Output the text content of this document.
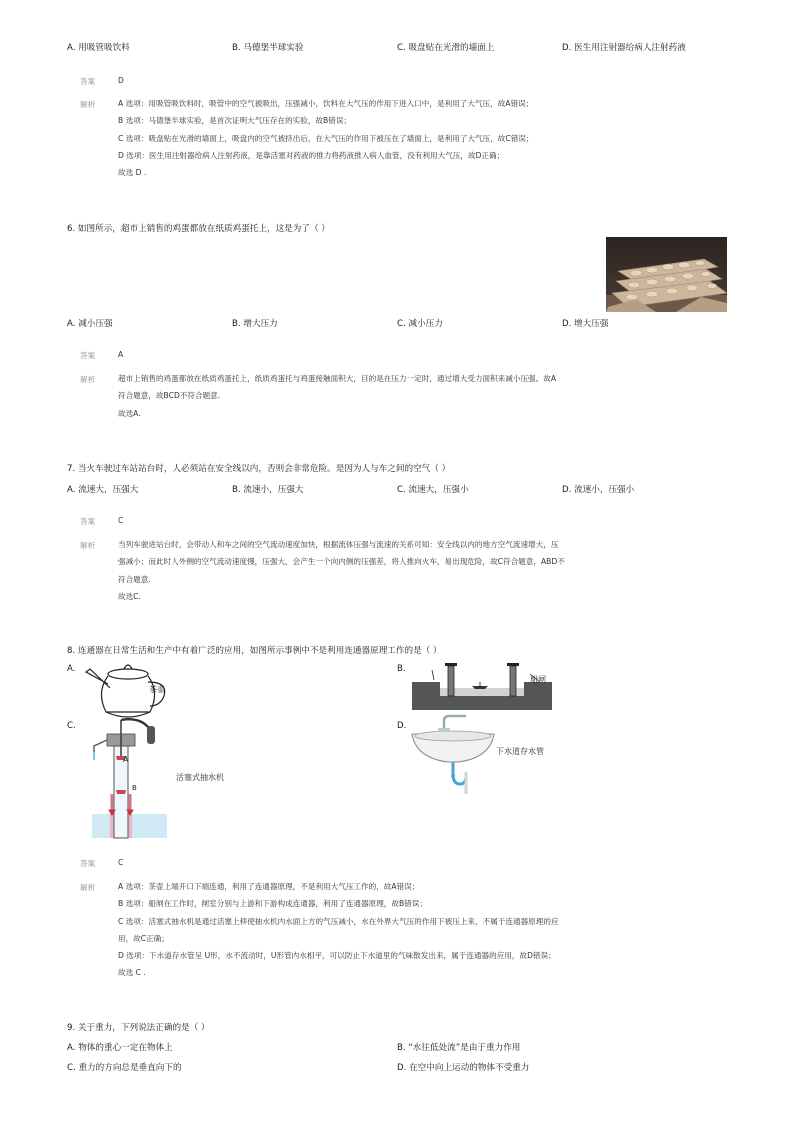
A. 用吸管吸饮料	B. 马德堡半球实验	C. 吸盘贴在光滑的墙面上	D. 医生用注射器给病人注射药液
答案	D
解析	A 选项：用吸管吸饮料时，吸管中的空气被吸出，压强减小，饮料在大气压的作用下进入口中，是利用了大气压，故A错误；
B 选项：马德堡半球实验，是首次证明大气压存在的实验，故B错误；
C 选项：吸盘贴在光滑的墙面上，吸盘内的空气被挤出后，在大气压的作用下被压在了墙面上，是利用了大气压，故C错误；
D 选项：医生用注射器给病人注射药液，是靠活塞对药液的推力将药液推入病人血管，没有利用大气压，故D正确；
故选 D .
6. 如图所示，超市上销售的鸡蛋都放在纸质鸡蛋托上，这是为了（ ）
A. 减小压强	B. 增大压力	C. 减小压力	D. 增大压强
答案	A
解析	超市上销售的鸡蛋都放在纸质鸡蛋托上，纸质鸡蛋托与鸡蛋接触面积大，目的是在压力一定时，通过增大受力面积来减小压强。故A
符合题意，故BCD不符合题意.
故选A.
7. 当火车驶过车站站台时，人必须站在安全线以内，否则会非常危险。是因为人与车之间的空气（ ）
A. 流速大，压强大	B. 流速小，压强大	C. 流速大，压强小	D. 流速小，压强小
答案	C
解析	当列车驶进站台时，会带动人和车之间的空气流动速度加快，根据流体压强与流速的关系可知：安全线以内的地方空气流速增大，压
强减小；而此时人外侧的空气流动速度慢，压强大，会产生一个向内侧的压强差，将人推向火车，易出现危险，故C符合题意，ABD不
符合题意.
故选C.
8. 连通器在日常生活和生产中有着广泛的应用，如图所示事例中不是利用连通器原理工作的是（ ）
A.
茶壶
B.
船闸
C.
A
B
活塞式抽水机
D.
下水道存水管
答案	C
解析	A 选项：茶壶上端开口下端连通，利用了连通器原理，不是利用大气压工作的，故A错误；
B 选项：船闸在工作时，闸室分别与上游和下游构成连通器，利用了连通器原理，故B错误；
C 选项：活塞式抽水机是通过活塞上移使抽水机内水面上方的气压减小，水在外界大气压的作用下被压上来，不属于连通器原理的应
用，故C正确；
D 选项：下水道存水管呈 U形，水不流动时，U形管内水相平，可以防止下水道里的气味散发出来，属于连通器的应用，故D错误；
故选 C .
9. 关于重力，下列说法正确的是（ ）
A. 物体的重心一定在物体上	B. “水往低处流”是由于重力作用
C. 重力的方向总是垂直向下的	D. 在空中向上运动的物体不受重力
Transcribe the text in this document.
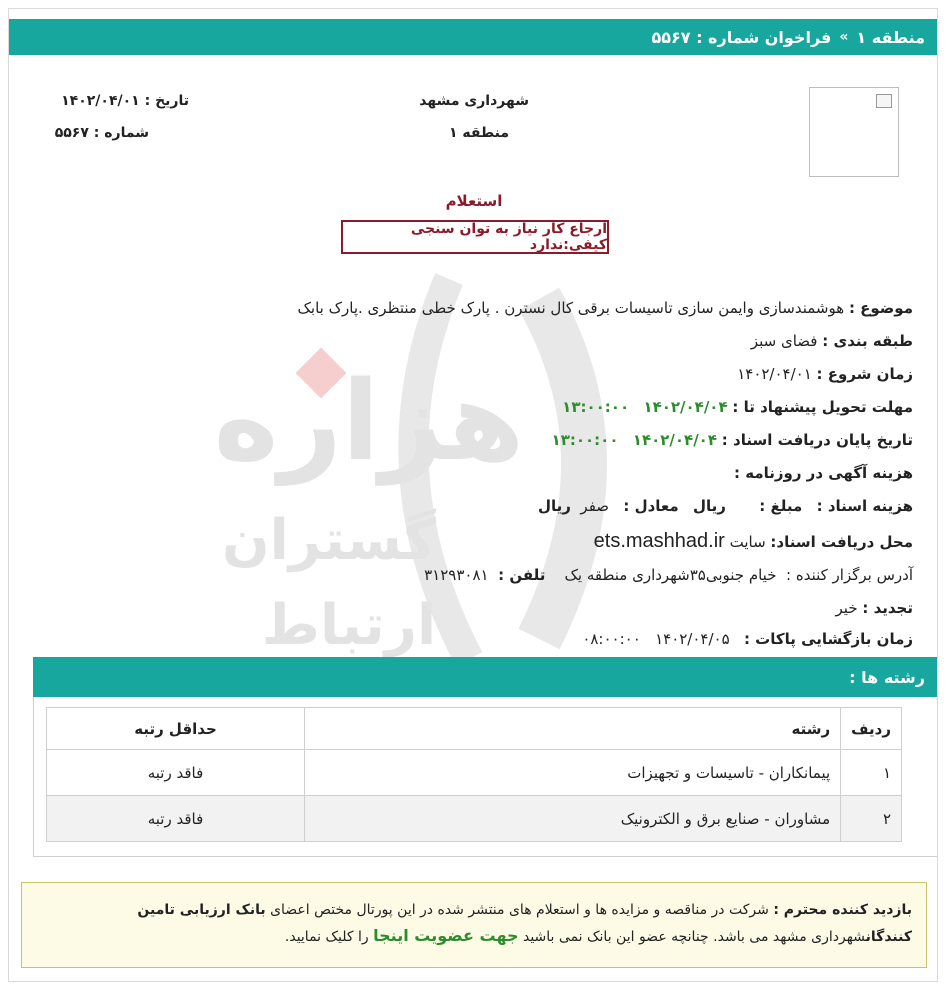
هزاره
گستران
ارتباط
منطقه ۱
»
فراخوان شماره : ۵۵۶۷
شهرداری مشهد
منطقه ۱
تاریخ : ۱۴۰۲/۰۴/۰۱
شماره : ۵۵۶۷
استعلام
ارجاع کار نیاز به توان سنجی کیفی:ندارد
موضوع : هوشمندسازی وایمن سازی تاسیسات برقی کال نسترن . پارک خطی منتظری .پارک بابک
طبقه بندی : فضای سبز
زمان شروع : ۱۴۰۲/۰۴/۰۱
مهلت تحویل پیشنهاد تا : ۱۴۰۲/۰۴/۰۴   ۱۳:۰۰:۰۰
تاریخ پایان دریافت اسناد : ۱۴۰۲/۰۴/۰۴   ۱۳:۰۰:۰۰
هزینه آگهی در روزنامه :
هزینه اسناد :   مبلغ :       ریال   معادل :   صفر  ریال
محل دریافت اسناد: سایت ets.mashhad.ir
آدرس برگزار کننده :  خیام جنوبی۳۵شهرداری منطقه یک    تلفن :  ۳۱۲۹۳۰۸۱
تجدید : خیر
زمان بازگشایی پاکات :   ۱۴۰۲/۰۴/۰۵   ۰۸:۰۰:۰۰
رشته ها :
ردیف	رشته	حداقل رتبه
۱	پیمانکاران - تاسیسات و تجهیزات	فاقد رتبه
۲	مشاوران - صنایع برق و الکترونیک	فاقد رتبه
بازدید کننده محترم : شرکت در مناقصه و مزایده ها و استعلام های منتشر شده در این پورتال مختص اعضای بانک ارزیابی تامین کنندگانشهرداری مشهد می باشد. چنانچه عضو این بانک نمی باشید جهت عضویت اینجا را کلیک نمایید.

* [TO BE DONE]
Copy out all lines where the word "کننده" appears.

* [PROBLEM SOLUTION]
آدرس برگزار کننده :  خیام جنوبی۳۵شهرداری منطقه یک    تلفن :  ۳۱۲۹۳۰۸۱
بازدید کننده محترم : شرکت در مناقصه و مزایده ها و استعلام های منتشر شده در این پورتال مختص اعضای بانک ارزیابی تامین کنندگانشهرداری مشهد می باشد. چنانچه عضو این بانک نمی باشید جهت عضویت اینجا را کلیک نمایید.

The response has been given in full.